Required task — Render the lines from the one with "hero-description: At vero" to the one with "Itemize the components", both included, as a numbered list, and leave out any blank lines.

___ Dataset content

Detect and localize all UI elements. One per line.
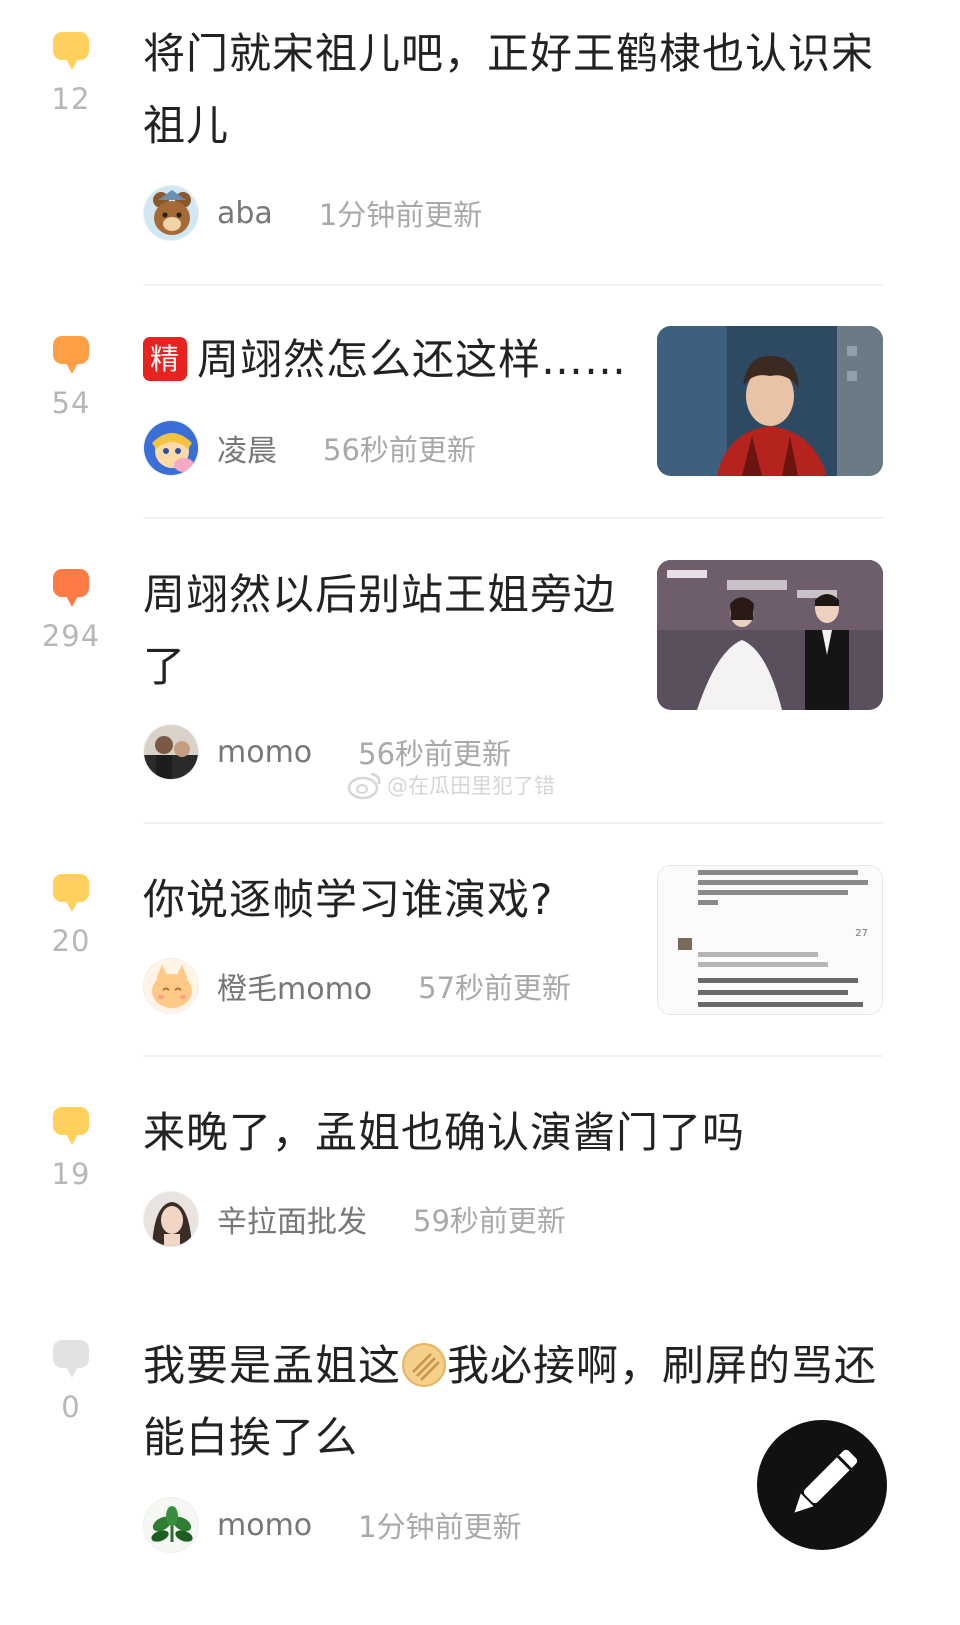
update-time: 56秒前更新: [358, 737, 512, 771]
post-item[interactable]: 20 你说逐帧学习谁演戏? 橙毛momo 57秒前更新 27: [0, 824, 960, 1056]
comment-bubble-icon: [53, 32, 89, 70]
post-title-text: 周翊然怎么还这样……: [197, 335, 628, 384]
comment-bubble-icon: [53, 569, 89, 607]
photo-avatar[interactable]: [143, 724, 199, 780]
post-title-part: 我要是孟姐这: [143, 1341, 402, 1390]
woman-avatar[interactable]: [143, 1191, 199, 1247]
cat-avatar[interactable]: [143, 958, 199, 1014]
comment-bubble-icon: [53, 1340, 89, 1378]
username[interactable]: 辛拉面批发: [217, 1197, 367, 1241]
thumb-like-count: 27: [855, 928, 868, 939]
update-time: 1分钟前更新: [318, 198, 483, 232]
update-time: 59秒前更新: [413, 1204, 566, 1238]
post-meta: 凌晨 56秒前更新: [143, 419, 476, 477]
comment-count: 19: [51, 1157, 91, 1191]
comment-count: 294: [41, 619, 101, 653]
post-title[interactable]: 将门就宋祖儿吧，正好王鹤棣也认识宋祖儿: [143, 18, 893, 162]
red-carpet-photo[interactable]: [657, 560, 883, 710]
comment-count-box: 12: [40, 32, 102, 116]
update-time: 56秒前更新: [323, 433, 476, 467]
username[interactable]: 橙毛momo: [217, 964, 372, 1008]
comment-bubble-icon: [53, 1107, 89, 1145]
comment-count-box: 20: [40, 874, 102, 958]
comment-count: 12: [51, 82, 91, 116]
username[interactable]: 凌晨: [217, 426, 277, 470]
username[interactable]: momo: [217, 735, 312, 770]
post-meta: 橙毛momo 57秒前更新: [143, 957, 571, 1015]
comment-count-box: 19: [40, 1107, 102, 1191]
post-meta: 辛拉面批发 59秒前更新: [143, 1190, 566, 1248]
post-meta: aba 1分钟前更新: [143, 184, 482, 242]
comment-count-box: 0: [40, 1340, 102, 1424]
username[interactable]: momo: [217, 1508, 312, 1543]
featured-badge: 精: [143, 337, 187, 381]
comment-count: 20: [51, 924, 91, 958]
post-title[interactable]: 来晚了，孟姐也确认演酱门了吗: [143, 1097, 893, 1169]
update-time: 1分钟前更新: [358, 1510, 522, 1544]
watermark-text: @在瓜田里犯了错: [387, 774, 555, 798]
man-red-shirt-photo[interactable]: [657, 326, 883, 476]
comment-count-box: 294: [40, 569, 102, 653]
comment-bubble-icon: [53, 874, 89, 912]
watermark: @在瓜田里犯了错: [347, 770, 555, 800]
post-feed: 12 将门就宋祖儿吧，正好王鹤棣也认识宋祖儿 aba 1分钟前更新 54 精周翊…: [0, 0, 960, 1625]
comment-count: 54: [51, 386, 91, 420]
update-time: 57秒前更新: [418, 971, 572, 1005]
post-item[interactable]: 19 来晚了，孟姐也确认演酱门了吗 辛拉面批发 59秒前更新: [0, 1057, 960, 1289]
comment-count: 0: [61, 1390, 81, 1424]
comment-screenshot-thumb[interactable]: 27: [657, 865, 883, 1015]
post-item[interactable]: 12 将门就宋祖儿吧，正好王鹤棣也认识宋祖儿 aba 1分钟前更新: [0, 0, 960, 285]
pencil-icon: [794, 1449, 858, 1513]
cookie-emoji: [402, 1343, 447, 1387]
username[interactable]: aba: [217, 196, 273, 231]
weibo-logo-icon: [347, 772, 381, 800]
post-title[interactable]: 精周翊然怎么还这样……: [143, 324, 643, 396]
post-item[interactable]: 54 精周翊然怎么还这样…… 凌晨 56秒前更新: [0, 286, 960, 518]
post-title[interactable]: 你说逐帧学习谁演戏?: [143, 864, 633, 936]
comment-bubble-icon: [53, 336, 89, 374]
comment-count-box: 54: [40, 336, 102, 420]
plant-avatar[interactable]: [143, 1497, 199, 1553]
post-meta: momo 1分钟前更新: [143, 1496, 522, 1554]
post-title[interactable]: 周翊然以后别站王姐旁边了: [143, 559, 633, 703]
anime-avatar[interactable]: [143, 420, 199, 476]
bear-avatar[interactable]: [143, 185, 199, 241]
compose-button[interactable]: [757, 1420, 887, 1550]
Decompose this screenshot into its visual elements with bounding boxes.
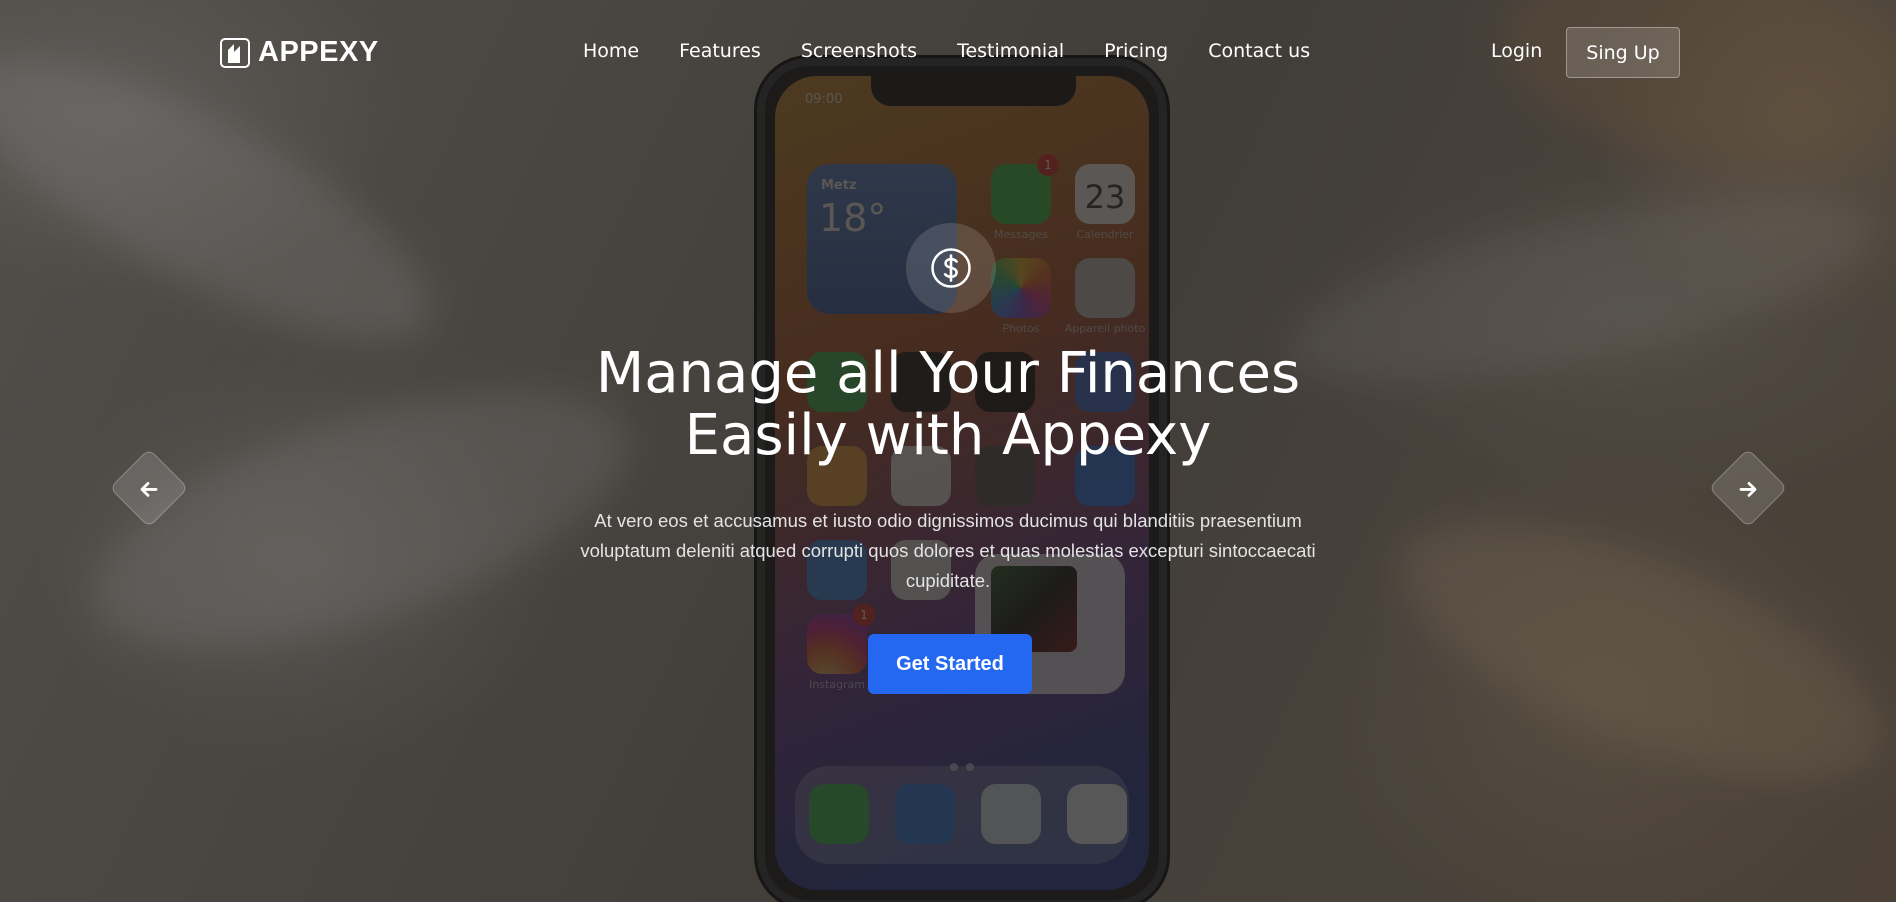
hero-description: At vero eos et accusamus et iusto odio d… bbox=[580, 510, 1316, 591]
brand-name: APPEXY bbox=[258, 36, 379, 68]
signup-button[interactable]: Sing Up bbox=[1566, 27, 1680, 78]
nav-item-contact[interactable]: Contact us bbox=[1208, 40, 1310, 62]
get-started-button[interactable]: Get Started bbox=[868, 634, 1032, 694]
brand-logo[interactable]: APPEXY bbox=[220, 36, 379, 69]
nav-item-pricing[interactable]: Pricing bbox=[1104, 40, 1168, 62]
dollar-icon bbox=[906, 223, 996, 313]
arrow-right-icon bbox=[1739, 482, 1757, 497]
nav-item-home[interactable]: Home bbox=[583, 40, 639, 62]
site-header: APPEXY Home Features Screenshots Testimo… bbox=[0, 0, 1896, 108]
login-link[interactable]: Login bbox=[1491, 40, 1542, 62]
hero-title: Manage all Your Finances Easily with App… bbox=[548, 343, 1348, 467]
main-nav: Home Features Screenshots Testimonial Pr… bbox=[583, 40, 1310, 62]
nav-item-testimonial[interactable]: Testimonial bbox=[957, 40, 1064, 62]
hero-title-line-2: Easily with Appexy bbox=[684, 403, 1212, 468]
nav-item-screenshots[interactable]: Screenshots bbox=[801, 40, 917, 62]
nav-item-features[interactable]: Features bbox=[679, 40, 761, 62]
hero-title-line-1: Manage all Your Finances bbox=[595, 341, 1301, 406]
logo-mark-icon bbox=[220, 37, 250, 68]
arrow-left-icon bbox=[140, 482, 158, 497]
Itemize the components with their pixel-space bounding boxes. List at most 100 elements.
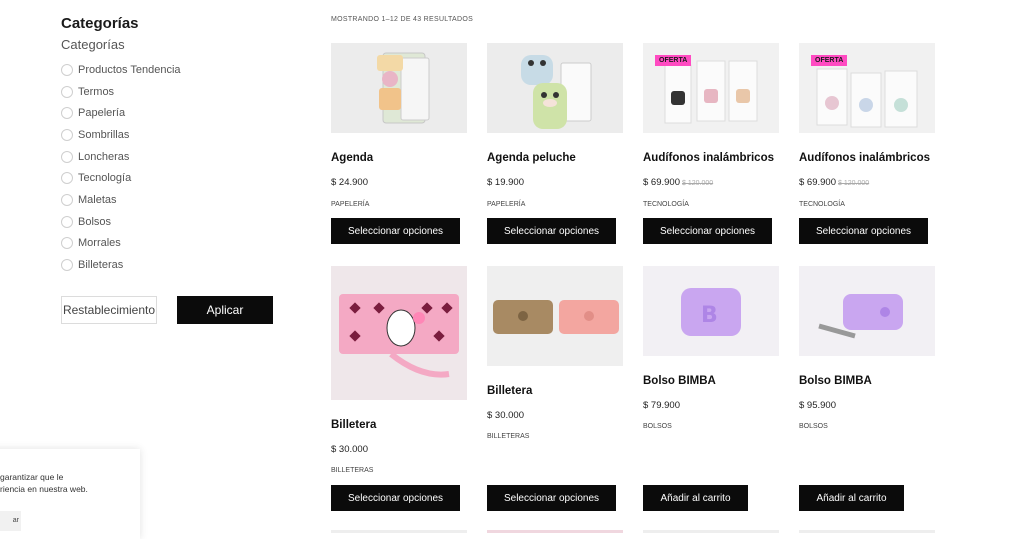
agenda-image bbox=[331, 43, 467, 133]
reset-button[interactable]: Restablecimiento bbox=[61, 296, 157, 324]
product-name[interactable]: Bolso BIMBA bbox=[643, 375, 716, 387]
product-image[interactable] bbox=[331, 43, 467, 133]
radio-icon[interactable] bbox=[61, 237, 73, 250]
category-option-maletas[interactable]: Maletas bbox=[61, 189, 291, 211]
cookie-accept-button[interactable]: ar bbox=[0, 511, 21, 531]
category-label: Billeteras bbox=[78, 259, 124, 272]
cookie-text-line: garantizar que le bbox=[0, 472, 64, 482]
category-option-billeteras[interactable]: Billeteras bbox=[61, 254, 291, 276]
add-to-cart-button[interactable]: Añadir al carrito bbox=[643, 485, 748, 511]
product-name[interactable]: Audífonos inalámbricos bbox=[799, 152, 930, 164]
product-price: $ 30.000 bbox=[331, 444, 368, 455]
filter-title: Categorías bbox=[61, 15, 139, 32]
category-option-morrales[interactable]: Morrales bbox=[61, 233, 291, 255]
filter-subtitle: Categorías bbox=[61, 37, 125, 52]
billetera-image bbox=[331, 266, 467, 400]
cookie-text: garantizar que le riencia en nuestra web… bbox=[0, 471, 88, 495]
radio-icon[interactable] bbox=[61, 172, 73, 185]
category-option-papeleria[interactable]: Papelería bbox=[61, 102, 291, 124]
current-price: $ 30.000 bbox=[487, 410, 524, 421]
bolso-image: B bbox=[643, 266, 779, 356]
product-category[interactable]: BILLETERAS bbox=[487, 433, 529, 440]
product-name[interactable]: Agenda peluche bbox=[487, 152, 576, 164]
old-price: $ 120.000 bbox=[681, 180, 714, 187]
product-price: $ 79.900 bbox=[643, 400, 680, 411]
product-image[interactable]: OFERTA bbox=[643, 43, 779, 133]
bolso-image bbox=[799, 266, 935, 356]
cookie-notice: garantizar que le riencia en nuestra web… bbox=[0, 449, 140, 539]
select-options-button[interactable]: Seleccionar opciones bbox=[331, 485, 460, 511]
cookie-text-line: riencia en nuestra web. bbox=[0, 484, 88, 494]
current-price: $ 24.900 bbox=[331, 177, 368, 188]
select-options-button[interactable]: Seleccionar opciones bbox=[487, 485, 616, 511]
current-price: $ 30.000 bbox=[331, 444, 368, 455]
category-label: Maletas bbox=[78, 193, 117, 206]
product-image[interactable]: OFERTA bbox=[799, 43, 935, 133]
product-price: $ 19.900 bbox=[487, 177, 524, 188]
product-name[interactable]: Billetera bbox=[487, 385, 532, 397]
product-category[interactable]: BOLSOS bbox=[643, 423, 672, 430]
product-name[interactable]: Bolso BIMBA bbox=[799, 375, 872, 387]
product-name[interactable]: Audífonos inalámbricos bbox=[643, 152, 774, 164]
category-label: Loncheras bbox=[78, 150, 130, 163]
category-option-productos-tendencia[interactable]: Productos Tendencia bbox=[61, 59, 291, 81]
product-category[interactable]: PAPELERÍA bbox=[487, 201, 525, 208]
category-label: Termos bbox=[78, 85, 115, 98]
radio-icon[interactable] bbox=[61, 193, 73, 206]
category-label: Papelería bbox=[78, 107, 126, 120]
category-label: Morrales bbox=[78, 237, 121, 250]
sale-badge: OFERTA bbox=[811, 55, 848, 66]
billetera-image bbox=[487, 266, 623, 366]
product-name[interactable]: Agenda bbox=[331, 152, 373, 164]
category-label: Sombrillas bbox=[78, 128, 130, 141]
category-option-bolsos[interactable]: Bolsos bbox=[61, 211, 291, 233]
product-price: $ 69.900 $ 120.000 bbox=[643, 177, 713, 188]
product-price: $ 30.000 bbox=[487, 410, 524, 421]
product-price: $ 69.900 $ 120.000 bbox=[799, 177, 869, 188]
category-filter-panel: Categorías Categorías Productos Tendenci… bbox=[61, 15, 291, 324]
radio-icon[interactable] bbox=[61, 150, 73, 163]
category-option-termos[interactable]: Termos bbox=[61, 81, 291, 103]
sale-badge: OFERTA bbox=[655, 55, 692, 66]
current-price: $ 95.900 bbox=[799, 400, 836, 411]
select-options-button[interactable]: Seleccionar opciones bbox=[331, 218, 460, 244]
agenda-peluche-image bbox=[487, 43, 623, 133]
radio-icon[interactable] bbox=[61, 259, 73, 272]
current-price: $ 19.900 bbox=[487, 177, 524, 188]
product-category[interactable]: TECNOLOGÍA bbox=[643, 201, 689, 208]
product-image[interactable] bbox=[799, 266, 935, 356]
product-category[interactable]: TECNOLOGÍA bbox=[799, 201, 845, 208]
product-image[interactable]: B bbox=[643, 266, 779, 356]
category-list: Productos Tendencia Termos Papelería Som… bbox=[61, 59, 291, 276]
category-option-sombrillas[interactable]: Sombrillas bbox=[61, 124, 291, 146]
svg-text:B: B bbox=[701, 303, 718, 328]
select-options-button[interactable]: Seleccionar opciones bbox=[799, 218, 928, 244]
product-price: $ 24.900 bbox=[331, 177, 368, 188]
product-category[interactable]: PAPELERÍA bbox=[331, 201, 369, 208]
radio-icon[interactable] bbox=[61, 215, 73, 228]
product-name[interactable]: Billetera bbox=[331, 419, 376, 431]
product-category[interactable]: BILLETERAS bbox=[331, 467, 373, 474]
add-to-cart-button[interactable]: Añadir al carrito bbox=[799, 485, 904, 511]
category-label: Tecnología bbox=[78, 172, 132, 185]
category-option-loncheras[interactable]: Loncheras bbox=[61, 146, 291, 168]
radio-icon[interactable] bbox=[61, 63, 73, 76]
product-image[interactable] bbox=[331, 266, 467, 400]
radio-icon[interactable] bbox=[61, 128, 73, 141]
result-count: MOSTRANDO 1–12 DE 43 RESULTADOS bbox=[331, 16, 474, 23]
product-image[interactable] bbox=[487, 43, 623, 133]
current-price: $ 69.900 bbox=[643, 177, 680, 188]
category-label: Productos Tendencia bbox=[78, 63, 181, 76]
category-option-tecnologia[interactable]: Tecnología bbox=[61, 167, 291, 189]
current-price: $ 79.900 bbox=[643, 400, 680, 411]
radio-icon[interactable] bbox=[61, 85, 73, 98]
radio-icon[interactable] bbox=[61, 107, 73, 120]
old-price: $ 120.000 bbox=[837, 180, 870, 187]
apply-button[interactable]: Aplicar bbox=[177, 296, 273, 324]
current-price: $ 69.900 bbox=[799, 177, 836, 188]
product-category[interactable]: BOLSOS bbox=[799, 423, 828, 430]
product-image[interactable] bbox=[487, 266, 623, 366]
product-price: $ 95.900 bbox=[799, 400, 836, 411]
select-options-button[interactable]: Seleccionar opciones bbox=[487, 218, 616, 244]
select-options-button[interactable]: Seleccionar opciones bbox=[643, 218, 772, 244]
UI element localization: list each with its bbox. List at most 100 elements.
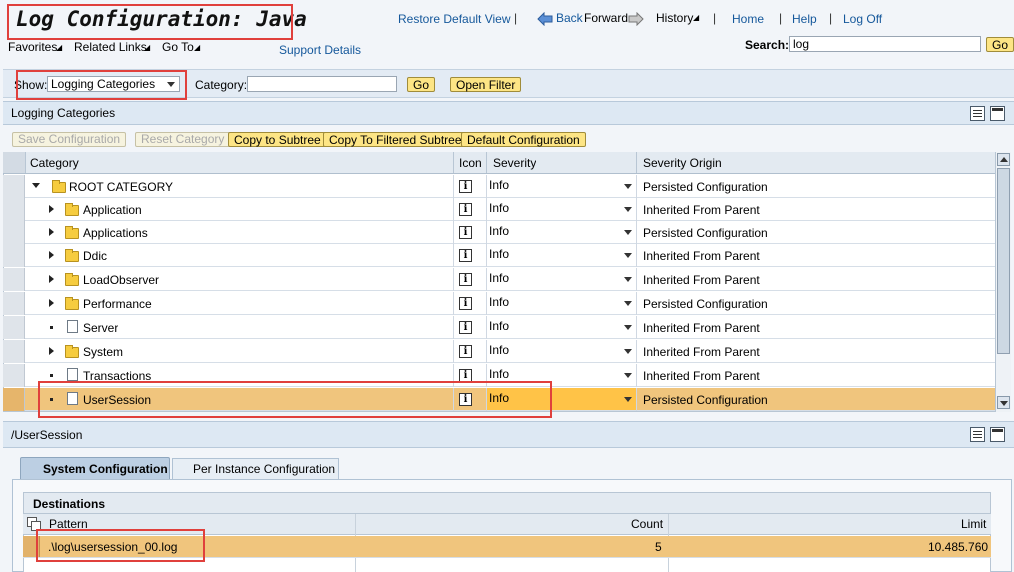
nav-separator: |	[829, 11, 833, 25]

______

Result below —
1. hero-description: At vero eos et accusamus et iusto odio d… bbox=[580, 510, 1316, 591]
2. brand-name: APPEXY bbox=[258, 36, 379, 68]
3. signup-button[interactable]: Sing Up bbox=[1566, 27, 1680, 78]
4. nav-item-contact[interactable]: Contact us bbox=[1208, 40, 1310, 62]
5. get-started-button[interactable]: Get Started bbox=[868, 634, 1032, 694]
6. brand-logo[interactable]: APPEXY bbox=[220, 36, 379, 69]
7. nav-item-pricing[interactable]: Pricing bbox=[1104, 40, 1168, 62]
8. dollar-icon bbox=[906, 223, 996, 313]
9. arrow-right-icon bbox=[1739, 482, 1757, 497]
10. nav-item-home[interactable]: Home bbox=[583, 40, 639, 62]
11. site-header: APPEXY Home Features Screenshots Testimo… bbox=[0, 0, 1896, 108]
12. login-link[interactable]: Login bbox=[1491, 40, 1542, 62]
13. hero-title: Manage all Your Finances Easily with App… bbox=[548, 343, 1348, 467]
14. main-nav: Home Features Screenshots Testimonial Pr… bbox=[583, 40, 1310, 62]
15. nav-item-testimonial[interactable]: Testimonial bbox=[957, 40, 1064, 62]
16. hero-title-line-2: Easily with Appexy bbox=[684, 403, 1212, 468]
17. nav-item-screenshots[interactable]: Screenshots bbox=[801, 40, 917, 62]
18. nav-item-features[interactable]: Features bbox=[679, 40, 761, 62]
19. hero-title-line-1: Manage all Your Finances bbox=[595, 341, 1301, 406]
20. logo-mark-icon bbox=[220, 37, 250, 68]
21. arrow-left-icon bbox=[140, 482, 158, 497]
22. Itemize the components with their pixel-space bounding boxes. List at most 100 elements.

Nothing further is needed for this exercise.